DIRECTION:
Extract all data as written.

** begin MATERIAL PROVIDED **

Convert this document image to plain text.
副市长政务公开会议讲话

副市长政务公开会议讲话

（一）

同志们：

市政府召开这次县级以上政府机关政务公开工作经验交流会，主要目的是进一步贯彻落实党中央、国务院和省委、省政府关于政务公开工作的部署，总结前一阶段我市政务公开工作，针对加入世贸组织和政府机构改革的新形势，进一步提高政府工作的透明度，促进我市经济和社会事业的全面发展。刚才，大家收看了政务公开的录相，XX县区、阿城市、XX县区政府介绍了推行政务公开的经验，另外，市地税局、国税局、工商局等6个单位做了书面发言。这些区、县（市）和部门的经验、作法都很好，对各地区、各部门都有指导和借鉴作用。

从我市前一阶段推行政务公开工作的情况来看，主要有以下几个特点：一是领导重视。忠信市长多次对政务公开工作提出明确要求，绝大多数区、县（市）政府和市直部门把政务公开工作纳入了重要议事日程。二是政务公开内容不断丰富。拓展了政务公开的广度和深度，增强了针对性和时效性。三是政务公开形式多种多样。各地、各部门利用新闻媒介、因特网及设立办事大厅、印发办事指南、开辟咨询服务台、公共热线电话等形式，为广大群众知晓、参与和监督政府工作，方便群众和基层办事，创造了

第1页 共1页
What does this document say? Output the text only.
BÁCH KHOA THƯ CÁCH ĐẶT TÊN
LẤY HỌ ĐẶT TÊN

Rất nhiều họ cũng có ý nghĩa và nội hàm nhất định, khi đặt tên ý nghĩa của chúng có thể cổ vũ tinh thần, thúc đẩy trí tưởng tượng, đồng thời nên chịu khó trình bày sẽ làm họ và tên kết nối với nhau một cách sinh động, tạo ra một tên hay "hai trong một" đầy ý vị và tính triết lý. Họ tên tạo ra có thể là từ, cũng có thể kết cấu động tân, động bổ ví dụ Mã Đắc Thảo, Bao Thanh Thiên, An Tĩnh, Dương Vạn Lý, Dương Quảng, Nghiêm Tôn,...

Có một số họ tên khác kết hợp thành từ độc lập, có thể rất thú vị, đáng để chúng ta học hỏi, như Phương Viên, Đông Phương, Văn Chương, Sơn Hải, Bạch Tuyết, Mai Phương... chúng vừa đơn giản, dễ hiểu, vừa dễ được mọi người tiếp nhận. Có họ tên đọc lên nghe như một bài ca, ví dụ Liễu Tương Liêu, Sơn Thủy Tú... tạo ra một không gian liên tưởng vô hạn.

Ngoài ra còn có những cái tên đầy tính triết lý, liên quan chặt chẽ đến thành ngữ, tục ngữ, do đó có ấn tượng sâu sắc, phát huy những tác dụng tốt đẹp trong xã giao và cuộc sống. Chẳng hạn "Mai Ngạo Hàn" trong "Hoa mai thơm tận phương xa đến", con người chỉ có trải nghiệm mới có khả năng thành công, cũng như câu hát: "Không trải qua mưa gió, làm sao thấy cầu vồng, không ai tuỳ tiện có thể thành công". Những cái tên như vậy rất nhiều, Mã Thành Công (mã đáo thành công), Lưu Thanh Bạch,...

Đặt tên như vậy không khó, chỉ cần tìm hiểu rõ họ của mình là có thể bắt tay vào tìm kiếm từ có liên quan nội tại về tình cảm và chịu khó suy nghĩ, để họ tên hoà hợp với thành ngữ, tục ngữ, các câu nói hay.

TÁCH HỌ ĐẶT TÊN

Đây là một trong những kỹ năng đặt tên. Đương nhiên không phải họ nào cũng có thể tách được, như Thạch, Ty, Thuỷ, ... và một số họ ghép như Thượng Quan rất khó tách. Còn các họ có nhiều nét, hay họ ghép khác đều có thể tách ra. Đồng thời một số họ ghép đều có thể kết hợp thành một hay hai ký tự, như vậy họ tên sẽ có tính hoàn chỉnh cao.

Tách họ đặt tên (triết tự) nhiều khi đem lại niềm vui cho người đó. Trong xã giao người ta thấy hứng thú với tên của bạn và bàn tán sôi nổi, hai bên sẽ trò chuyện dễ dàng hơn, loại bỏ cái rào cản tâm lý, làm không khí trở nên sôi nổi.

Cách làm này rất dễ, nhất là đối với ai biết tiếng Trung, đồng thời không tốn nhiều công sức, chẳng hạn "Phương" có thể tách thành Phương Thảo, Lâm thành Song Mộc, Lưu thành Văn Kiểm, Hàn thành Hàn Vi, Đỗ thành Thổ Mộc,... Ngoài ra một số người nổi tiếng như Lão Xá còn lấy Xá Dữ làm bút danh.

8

** end MATERIAL PROVIDED **

THE COMPLETED TASK:
Convert this document image to plain text.
副市长政务公开会议讲话

副市长政务公开会议讲话

（一）

同志们：

市政府召开这次县级以上政府机关政务公开工作经验交流会，主要目的是进一步贯彻落实党中央、国务院和省委、省政府关于政务公开工作的部署，总结前一阶段我市政务公开工作，针对加入世贸组织和政府机构改革的新形势，进一步提高政府工作的透明度，促进我市经济和社会事业的全面发展。刚才，大家收看了政务公开的录相，XX县区、阿城市、XX县区政府介绍了推行政务公开的经验，另外，市地税局、国税局、工商局等6个单位做了书面发言。这些区、县（市）和部门的经验、作法都很好，对各地区、各部门都有指导和借鉴作用。

从我市前一阶段推行政务公开工作的情况来看，主要有以下几个特点：一是领导重视。忠信市长多次对政务公开工作提出明确要求，绝大多数区、县（市）政府和市直部门把政务公开工作纳入了重要议事日程。二是政务公开内容不断丰富。拓展了政务公开的广度和深度，增强了针对性和时效性。三是政务公开形式多种多样。各地、各部门利用新闻媒介、因特网及设立办事大厅、印发办事指南、开辟咨询服务台、公共热线电话等形式，为广大群众知晓、参与和监督政府工作，方便群众和基层办事，创造了

第1页 共1页
What does this document say? Output the text only.
BÁCH KHOA THƯ CÁCH ĐẶT TÊN
LẤY HỌ ĐẶT TÊN

Rất nhiều họ cũng có ý nghĩa và nội hàm nhất định, khi đặt tên ý nghĩa của chúng có thể cổ vũ tinh thần, thúc đẩy trí tưởng tượng, đồng thời nên chịu khó trình bày sẽ làm họ và tên kết nối với nhau một cách sinh động, tạo ra một tên hay "hai trong một" đầy ý vị và tính triết lý. Họ tên tạo ra có thể là từ, cũng có thể kết cấu động tân, động bổ ví dụ Mã Đắc Thảo, Bao Thanh Thiên, An Tĩnh, Dương Vạn Lý, Dương Quảng, Nghiêm Tôn,...

Có một số họ tên khác kết hợp thành từ độc lập, có thể rất thú vị, đáng để chúng ta học hỏi, như Phương Viên, Đông Phương, Văn Chương, Sơn Hải, Bạch Tuyết, Mai Phương... chúng vừa đơn giản, dễ hiểu, vừa dễ được mọi người tiếp nhận. Có họ tên đọc lên nghe như một bài ca, ví dụ Liễu Tương Liêu, Sơn Thủy Tú... tạo ra một không gian liên tưởng vô hạn.

Ngoài ra còn có những cái tên đầy tính triết lý, liên quan chặt chẽ đến thành ngữ, tục ngữ, do đó có ấn tượng sâu sắc, phát huy những tác dụng tốt đẹp trong xã giao và cuộc sống. Chẳng hạn "Mai Ngạo Hàn" trong "Hoa mai thơm tận phương xa đến", con người chỉ có trải nghiệm mới có khả năng thành công, cũng như câu hát: "Không trải qua mưa gió, làm sao thấy cầu vồng, không ai tuỳ tiện có thể thành công". Những cái tên như vậy rất nhiều, Mã Thành Công (mã đáo thành công), Lưu Thanh Bạch,...

Đặt tên như vậy không khó, chỉ cần tìm hiểu rõ họ của mình là có thể bắt tay vào tìm kiếm từ có liên quan nội tại về tình cảm và chịu khó suy nghĩ, để họ tên hoà hợp với thành ngữ, tục ngữ, các câu nói hay.

TÁCH HỌ ĐẶT TÊN

Đây là một trong những kỹ năng đặt tên. Đương nhiên không phải họ nào cũng có thể tách được, như Thạch, Ty, Thuỷ, ... và một số họ ghép như Thượng Quan rất khó tách. Còn các họ có nhiều nét, hay họ ghép khác đều có thể tách ra. Đồng thời một số họ ghép đều có thể kết hợp thành một hay hai ký tự, như vậy họ tên sẽ có tính hoàn chỉnh cao.

Tách họ đặt tên (triết tự) nhiều khi đem lại niềm vui cho người đó. Trong xã giao người ta thấy hứng thú với tên của bạn và bàn tán sôi nổi, hai bên sẽ trò chuyện dễ dàng hơn, loại bỏ cái rào cản tâm lý, làm không khí trở nên sôi nổi.

Cách làm này rất dễ, nhất là đối với ai biết tiếng Trung, đồng thời không tốn nhiều công sức, chẳng hạn "Phương" có thể tách thành Phương Thảo, Lâm thành Song Mộc, Lưu thành Văn Kiểm, Hàn thành Hàn Vi, Đỗ thành Thổ Mộc,... Ngoài ra một số người nổi tiếng như Lão Xá còn lấy Xá Dữ làm bút danh.

8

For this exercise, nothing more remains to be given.